◆ Dataset entries:
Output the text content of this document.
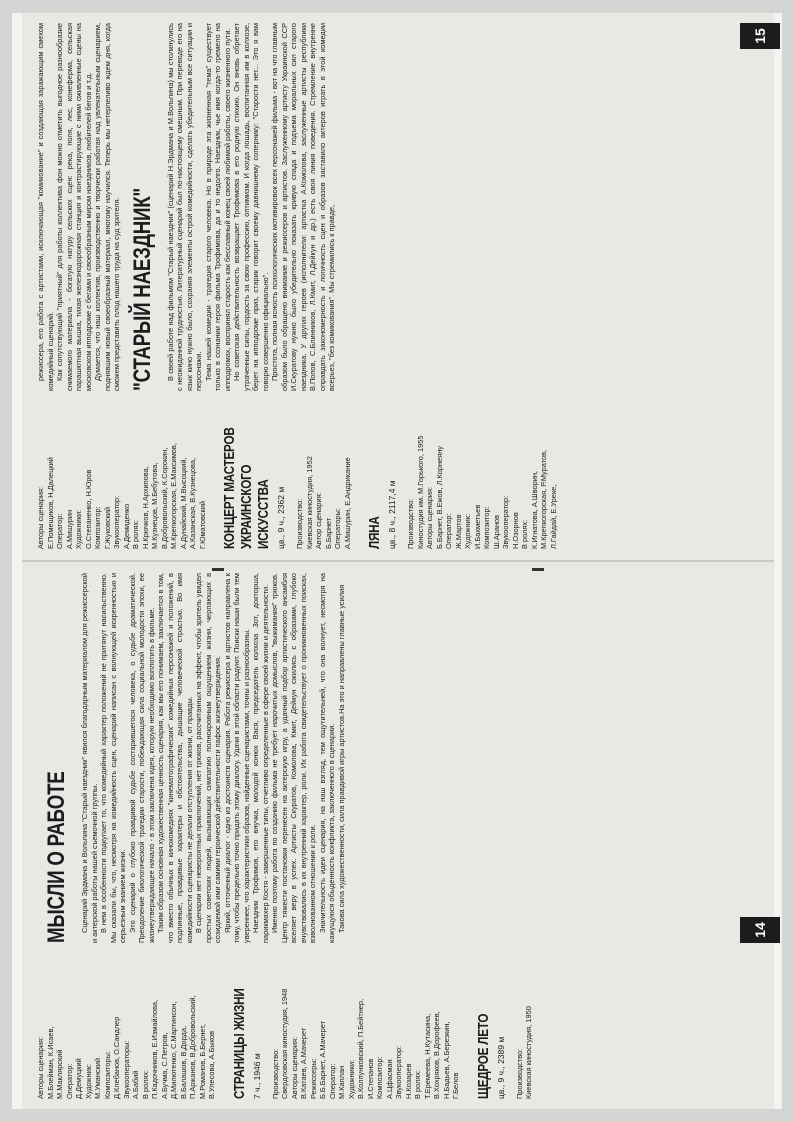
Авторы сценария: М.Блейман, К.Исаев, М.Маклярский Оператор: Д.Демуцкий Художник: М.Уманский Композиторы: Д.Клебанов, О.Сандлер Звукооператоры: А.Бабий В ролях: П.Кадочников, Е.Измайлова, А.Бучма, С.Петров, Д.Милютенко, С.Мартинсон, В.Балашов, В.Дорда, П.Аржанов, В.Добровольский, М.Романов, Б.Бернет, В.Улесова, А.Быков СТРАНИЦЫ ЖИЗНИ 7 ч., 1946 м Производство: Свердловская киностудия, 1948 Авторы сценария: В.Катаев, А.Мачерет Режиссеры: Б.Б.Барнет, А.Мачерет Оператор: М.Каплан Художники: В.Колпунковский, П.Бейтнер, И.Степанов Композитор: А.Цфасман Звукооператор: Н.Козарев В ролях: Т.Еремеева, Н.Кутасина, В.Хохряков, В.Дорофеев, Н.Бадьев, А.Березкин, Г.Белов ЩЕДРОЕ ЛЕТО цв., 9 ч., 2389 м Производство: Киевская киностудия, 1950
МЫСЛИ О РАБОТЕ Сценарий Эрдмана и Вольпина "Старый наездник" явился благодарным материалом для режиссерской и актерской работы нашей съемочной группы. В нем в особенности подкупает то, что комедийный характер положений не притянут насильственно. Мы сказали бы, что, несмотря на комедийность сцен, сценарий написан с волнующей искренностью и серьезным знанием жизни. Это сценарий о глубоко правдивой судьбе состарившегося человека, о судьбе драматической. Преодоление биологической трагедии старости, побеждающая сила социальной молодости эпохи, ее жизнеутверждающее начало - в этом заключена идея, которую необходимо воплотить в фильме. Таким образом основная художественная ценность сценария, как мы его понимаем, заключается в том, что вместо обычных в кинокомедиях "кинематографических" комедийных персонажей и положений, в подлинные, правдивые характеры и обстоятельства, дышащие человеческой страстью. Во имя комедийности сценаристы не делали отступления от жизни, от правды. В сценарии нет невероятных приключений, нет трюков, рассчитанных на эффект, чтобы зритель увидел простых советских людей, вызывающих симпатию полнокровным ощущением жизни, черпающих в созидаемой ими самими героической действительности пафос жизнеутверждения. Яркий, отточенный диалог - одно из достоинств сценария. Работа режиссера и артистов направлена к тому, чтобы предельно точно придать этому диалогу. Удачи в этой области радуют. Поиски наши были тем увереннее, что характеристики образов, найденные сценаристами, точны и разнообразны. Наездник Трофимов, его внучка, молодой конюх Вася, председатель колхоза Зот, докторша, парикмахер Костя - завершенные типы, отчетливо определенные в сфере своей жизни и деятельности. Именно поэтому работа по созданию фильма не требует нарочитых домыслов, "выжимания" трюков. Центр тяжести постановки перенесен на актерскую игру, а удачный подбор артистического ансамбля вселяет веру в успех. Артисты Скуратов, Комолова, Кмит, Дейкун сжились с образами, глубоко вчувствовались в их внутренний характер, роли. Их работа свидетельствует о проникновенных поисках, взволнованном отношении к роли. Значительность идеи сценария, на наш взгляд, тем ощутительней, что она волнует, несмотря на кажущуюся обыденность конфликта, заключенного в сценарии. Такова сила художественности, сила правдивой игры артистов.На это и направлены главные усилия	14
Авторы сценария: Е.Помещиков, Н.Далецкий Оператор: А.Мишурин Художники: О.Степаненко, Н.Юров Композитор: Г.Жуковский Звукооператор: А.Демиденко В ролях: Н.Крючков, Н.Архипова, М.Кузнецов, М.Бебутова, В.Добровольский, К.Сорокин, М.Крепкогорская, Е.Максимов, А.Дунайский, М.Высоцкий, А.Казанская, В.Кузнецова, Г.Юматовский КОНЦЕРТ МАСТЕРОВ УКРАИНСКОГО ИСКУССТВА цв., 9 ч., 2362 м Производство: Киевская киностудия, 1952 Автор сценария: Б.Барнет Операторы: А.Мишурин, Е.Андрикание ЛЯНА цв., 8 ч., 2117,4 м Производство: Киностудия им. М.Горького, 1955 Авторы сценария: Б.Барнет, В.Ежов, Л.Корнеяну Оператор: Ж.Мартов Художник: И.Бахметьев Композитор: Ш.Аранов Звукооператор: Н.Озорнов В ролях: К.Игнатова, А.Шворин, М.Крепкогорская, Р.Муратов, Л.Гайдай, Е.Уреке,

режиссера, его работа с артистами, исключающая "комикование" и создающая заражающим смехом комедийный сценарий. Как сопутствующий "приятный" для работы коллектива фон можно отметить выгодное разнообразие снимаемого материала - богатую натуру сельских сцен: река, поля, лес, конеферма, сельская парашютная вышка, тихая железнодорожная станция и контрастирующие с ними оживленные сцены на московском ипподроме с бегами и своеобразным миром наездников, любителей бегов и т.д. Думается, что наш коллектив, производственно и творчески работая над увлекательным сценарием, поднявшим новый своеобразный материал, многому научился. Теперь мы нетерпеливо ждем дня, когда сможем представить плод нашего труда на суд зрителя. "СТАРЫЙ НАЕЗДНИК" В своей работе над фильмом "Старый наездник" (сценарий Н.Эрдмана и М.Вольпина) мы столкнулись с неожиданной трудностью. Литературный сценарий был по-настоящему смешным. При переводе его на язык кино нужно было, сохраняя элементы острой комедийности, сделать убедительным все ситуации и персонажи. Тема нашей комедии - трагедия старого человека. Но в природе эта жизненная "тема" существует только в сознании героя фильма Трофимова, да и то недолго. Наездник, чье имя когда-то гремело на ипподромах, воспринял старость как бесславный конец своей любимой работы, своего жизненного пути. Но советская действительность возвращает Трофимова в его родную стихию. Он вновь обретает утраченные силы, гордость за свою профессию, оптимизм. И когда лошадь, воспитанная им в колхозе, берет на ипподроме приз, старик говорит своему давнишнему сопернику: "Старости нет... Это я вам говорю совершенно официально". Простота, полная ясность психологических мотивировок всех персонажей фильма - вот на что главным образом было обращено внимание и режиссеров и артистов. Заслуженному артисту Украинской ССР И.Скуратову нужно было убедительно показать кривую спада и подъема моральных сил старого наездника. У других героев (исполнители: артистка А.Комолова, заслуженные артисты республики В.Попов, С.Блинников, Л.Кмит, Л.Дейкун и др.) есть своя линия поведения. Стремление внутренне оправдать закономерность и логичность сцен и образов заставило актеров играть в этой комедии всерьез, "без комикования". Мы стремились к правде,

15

--

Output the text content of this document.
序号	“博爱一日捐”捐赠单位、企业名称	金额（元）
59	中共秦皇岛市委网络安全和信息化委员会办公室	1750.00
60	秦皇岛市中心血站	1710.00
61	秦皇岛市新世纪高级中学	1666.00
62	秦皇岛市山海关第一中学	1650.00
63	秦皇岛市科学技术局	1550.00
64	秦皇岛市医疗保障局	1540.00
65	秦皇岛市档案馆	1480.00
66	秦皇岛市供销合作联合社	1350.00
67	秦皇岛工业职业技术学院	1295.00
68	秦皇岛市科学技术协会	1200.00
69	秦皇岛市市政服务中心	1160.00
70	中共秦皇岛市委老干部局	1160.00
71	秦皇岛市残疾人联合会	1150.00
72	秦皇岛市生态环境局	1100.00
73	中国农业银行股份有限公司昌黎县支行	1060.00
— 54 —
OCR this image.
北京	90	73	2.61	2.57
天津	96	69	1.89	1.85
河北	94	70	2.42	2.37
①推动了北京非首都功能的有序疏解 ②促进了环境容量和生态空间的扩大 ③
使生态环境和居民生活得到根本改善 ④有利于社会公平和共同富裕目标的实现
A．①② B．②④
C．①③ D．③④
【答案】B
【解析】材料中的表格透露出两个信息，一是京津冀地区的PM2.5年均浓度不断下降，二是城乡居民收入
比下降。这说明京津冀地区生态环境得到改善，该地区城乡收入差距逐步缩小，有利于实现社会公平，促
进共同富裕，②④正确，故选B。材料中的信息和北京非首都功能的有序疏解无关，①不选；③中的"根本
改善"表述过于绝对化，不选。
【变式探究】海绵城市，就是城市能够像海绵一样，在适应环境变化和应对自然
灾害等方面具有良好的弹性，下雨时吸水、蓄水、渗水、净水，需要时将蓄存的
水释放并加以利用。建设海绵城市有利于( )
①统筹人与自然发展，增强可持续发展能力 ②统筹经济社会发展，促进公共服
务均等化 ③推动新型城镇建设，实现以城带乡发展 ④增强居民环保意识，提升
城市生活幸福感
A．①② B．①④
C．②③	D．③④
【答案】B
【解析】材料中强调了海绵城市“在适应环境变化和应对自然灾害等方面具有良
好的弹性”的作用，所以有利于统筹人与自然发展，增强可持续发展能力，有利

◆ Given exercise: Go through the entries above and copy every line containing "Оператор".

◆ Exercise solution:
Авторы сценария: М.Блейман, К.Исаев, М.Маклярский Оператор: Д.Демуцкий Художник: М.Уманский Композиторы: Д.Клебанов, О.Сандлер Звукооператоры: А.Бабий В ролях: П.Кадочников, Е.Измайлова, А.Бучма, С.Петров, Д.Милютенко, С.Мартинсон, В.Балашов, В.Дорда, П.Аржанов, В.Добровольский, М.Романов, Б.Бернет, В.Улесова, А.Быков СТРАНИЦЫ ЖИЗНИ 7 ч., 1946 м Производство: Свердловская киностудия, 1948 Авторы сценария: В.Катаев, А.Мачерет Режиссеры: Б.Б.Барнет, А.Мачерет Оператор: М.Каплан Художники: В.Колпунковский, П.Бейтнер, И.Степанов Композитор: А.Цфасман Звукооператор: Н.Козарев В ролях: Т.Еремеева, Н.Кутасина, В.Хохряков, В.Дорофеев, Н.Бадьев, А.Березкин, Г.Белов ЩЕДРОЕ ЛЕТО цв., 9 ч., 2389 м Производство: Киевская киностудия, 1950
Авторы сценария: Е.Помещиков, Н.Далецкий Оператор: А.Мишурин Художники: О.Степаненко, Н.Юров Композитор: Г.Жуковский Звукооператор: А.Демиденко В ролях: Н.Крючков, Н.Архипова, М.Кузнецов, М.Бебутова, В.Добровольский, К.Сорокин, М.Крепкогорская, Е.Максимов, А.Дунайский, М.Высоцкий, А.Казанская, В.Кузнецова, Г.Юматовский КОНЦЕРТ МАСТЕРОВ УКРАИНСКОГО ИСКУССТВА цв., 9 ч., 2362 м Производство: Киевская киностудия, 1952 Автор сценария: Б.Барнет Операторы: А.Мишурин, Е.Андрикание ЛЯНА цв., 8 ч., 2117,4 м Производство: Киностудия им. М.Горького, 1955 Авторы сценария: Б.Барнет, В.Ежов, Л.Корнеяну Оператор: Ж.Мартов Художник: И.Бахметьев Композитор: Ш.Аранов Звукооператор: Н.Озорнов В ролях: К.Игнатова, А.Шворин, М.Крепкогорская, Р.Муратов, Л.Гайдай, Е.Уреке,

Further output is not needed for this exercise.